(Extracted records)
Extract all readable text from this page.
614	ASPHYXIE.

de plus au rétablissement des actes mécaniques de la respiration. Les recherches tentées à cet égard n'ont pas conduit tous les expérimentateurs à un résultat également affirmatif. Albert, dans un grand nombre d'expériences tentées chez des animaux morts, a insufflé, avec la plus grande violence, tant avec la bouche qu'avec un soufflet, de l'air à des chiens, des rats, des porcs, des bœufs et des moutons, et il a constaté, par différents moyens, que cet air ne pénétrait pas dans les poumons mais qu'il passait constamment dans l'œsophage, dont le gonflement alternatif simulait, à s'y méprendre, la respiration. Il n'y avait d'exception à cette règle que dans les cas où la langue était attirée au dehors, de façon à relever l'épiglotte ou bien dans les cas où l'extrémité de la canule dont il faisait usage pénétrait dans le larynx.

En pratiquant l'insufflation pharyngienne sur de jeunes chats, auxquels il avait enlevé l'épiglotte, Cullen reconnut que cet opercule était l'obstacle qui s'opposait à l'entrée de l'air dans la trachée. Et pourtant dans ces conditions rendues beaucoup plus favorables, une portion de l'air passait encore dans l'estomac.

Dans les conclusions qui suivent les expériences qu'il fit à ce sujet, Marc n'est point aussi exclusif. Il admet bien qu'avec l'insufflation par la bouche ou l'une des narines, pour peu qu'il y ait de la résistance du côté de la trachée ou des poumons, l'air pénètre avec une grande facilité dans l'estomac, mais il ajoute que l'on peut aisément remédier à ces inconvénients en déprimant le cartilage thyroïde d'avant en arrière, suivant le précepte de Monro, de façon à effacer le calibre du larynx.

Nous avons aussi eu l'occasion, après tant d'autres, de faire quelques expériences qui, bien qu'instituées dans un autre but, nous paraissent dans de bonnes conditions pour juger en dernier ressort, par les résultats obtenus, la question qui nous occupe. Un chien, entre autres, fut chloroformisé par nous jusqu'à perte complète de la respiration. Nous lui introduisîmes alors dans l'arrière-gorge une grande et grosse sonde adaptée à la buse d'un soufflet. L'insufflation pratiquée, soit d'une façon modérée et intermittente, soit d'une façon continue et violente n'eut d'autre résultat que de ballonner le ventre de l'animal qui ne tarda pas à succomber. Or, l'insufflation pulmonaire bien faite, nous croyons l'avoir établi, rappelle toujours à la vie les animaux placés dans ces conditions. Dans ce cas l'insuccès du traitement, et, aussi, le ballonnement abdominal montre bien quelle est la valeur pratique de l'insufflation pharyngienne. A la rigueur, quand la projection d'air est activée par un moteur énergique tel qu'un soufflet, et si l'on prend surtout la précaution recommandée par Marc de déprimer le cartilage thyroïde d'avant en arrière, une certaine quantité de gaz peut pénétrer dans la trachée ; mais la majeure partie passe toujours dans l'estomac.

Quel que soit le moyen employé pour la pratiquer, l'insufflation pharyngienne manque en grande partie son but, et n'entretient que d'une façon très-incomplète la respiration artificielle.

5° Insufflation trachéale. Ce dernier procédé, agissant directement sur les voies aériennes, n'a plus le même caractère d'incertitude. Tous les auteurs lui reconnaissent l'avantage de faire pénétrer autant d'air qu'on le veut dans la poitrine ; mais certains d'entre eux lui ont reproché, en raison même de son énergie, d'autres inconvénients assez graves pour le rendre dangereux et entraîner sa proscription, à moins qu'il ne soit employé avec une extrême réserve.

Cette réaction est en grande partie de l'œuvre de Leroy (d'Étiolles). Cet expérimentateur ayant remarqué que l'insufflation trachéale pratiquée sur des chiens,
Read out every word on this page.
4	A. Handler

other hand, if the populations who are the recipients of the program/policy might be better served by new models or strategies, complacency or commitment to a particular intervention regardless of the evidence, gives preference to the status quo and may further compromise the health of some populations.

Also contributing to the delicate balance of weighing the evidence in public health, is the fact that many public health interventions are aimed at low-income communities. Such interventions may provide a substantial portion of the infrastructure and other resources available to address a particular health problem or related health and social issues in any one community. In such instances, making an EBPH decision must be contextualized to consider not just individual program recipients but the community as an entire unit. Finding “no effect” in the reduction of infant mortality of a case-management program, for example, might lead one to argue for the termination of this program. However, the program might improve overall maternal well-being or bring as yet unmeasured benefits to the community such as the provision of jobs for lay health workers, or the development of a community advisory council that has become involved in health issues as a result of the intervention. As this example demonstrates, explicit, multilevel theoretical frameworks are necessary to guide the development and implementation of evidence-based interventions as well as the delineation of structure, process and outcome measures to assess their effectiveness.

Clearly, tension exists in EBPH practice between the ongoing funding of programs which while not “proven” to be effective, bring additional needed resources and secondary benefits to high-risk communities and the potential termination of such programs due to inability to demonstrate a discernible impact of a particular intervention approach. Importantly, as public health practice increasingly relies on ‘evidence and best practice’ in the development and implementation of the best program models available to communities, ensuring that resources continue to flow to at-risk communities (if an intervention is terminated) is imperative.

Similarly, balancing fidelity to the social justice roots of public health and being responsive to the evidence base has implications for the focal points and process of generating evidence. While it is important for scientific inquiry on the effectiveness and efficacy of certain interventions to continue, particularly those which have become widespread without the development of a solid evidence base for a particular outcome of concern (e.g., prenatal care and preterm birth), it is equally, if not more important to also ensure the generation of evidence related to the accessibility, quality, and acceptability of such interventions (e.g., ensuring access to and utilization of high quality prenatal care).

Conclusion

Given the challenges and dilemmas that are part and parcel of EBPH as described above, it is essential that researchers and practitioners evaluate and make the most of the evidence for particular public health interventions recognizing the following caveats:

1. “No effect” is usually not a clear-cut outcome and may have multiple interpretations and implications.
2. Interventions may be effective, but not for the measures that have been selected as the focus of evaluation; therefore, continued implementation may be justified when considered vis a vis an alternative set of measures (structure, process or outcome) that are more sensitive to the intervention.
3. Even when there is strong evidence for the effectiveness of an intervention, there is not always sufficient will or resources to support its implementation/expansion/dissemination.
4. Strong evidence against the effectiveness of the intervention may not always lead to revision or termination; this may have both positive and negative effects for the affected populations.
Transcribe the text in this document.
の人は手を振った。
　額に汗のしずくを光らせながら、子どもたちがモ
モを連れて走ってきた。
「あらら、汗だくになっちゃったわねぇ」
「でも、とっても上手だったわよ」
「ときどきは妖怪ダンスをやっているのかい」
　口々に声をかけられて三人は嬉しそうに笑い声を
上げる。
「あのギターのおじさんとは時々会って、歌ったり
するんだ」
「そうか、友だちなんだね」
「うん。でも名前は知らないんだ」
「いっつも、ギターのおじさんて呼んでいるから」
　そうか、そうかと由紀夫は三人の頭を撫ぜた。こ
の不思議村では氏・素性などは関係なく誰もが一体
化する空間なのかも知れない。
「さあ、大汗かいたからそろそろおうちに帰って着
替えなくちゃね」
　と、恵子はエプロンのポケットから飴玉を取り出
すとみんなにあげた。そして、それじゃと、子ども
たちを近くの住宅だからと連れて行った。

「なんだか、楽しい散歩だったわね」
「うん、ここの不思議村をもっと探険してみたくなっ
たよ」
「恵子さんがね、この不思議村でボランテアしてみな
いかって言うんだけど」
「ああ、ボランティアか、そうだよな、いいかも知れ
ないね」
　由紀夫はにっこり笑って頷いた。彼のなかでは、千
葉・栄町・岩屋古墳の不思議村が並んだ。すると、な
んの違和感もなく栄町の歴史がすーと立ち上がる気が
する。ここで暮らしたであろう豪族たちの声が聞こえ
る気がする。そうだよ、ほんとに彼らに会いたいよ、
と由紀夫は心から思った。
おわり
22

| Task brief |
Nothing but the lines from the one with "Transcribe the text in this document." through the end of the data above should be repeated, each exactly as it stands.

| Task output |
Transcribe the text in this document.
の人は手を振った。
　額に汗のしずくを光らせながら、子どもたちがモ
モを連れて走ってきた。
「あらら、汗だくになっちゃったわねぇ」
「でも、とっても上手だったわよ」
「ときどきは妖怪ダンスをやっているのかい」
　口々に声をかけられて三人は嬉しそうに笑い声を
上げる。
「あのギターのおじさんとは時々会って、歌ったり
するんだ」
「そうか、友だちなんだね」
「うん。でも名前は知らないんだ」
「いっつも、ギターのおじさんて呼んでいるから」
　そうか、そうかと由紀夫は三人の頭を撫ぜた。こ
の不思議村では氏・素性などは関係なく誰もが一体
化する空間なのかも知れない。
「さあ、大汗かいたからそろそろおうちに帰って着
替えなくちゃね」
　と、恵子はエプロンのポケットから飴玉を取り出
すとみんなにあげた。そして、それじゃと、子ども
たちを近くの住宅だからと連れて行った。

「なんだか、楽しい散歩だったわね」
「うん、ここの不思議村をもっと探険してみたくなっ
たよ」
「恵子さんがね、この不思議村でボランテアしてみな
いかって言うんだけど」
「ああ、ボランティアか、そうだよな、いいかも知れ
ないね」
　由紀夫はにっこり笑って頷いた。彼のなかでは、千
葉・栄町・岩屋古墳の不思議村が並んだ。すると、な
んの違和感もなく栄町の歴史がすーと立ち上がる気が
する。ここで暮らしたであろう豪族たちの声が聞こえ
る気がする。そうだよ、ほんとに彼らに会いたいよ、
と由紀夫は心から思った。
おわり
22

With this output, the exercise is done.